***** Extracted records
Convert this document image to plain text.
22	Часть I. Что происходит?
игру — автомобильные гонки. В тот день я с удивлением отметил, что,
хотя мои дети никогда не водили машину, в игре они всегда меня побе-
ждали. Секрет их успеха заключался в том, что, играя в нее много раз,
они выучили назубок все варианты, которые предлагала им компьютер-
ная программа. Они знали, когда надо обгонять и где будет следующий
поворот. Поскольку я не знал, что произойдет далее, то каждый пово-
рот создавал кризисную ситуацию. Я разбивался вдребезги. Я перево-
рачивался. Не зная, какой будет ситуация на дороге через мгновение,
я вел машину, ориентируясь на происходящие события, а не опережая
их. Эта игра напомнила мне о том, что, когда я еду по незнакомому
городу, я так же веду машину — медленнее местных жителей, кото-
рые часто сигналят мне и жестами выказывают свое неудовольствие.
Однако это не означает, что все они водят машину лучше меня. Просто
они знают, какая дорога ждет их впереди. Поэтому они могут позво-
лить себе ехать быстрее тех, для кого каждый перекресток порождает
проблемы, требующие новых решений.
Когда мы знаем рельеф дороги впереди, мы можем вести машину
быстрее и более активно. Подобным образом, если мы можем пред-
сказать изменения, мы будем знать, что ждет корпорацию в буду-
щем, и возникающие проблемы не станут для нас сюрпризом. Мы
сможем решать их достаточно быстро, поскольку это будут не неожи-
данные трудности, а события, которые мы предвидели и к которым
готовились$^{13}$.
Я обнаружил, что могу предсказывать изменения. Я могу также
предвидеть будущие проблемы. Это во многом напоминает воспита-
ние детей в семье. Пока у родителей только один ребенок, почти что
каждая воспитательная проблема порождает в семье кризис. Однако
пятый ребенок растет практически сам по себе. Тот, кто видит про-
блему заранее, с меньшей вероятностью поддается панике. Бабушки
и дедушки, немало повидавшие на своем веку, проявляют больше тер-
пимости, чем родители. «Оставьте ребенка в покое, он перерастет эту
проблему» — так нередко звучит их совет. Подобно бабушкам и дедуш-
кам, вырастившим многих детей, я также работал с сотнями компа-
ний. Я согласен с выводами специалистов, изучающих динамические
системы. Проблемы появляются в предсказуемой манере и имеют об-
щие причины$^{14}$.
**********
Given instruction: Set down every line of the listing above again, exactly as given.

The solution:
Convert this document image to plain text.
22	Часть I. Что происходит?
игру — автомобильные гонки. В тот день я с удивлением отметил, что,
хотя мои дети никогда не водили машину, в игре они всегда меня побе-
ждали. Секрет их успеха заключался в том, что, играя в нее много раз,
они выучили назубок все варианты, которые предлагала им компьютер-
ная программа. Они знали, когда надо обгонять и где будет следующий
поворот. Поскольку я не знал, что произойдет далее, то каждый пово-
рот создавал кризисную ситуацию. Я разбивался вдребезги. Я перево-
рачивался. Не зная, какой будет ситуация на дороге через мгновение,
я вел машину, ориентируясь на происходящие события, а не опережая
их. Эта игра напомнила мне о том, что, когда я еду по незнакомому
городу, я так же веду машину — медленнее местных жителей, кото-
рые часто сигналят мне и жестами выказывают свое неудовольствие.
Однако это не означает, что все они водят машину лучше меня. Просто
они знают, какая дорога ждет их впереди. Поэтому они могут позво-
лить себе ехать быстрее тех, для кого каждый перекресток порождает
проблемы, требующие новых решений.
Когда мы знаем рельеф дороги впереди, мы можем вести машину
быстрее и более активно. Подобным образом, если мы можем пред-
сказать изменения, мы будем знать, что ждет корпорацию в буду-
щем, и возникающие проблемы не станут для нас сюрпризом. Мы
сможем решать их достаточно быстро, поскольку это будут не неожи-
данные трудности, а события, которые мы предвидели и к которым
готовились$^{13}$.
Я обнаружил, что могу предсказывать изменения. Я могу также
предвидеть будущие проблемы. Это во многом напоминает воспита-
ние детей в семье. Пока у родителей только один ребенок, почти что
каждая воспитательная проблема порождает в семье кризис. Однако
пятый ребенок растет практически сам по себе. Тот, кто видит про-
блему заранее, с меньшей вероятностью поддается панике. Бабушки
и дедушки, немало повидавшие на своем веку, проявляют больше тер-
пимости, чем родители. «Оставьте ребенка в покое, он перерастет эту
проблему» — так нередко звучит их совет. Подобно бабушкам и дедуш-
кам, вырастившим многих детей, я также работал с сотнями компа-
ний. Я согласен с выводами специалистов, изучающих динамические
системы. Проблемы появляются в предсказуемой манере и имеют об-
щие причины$^{14}$.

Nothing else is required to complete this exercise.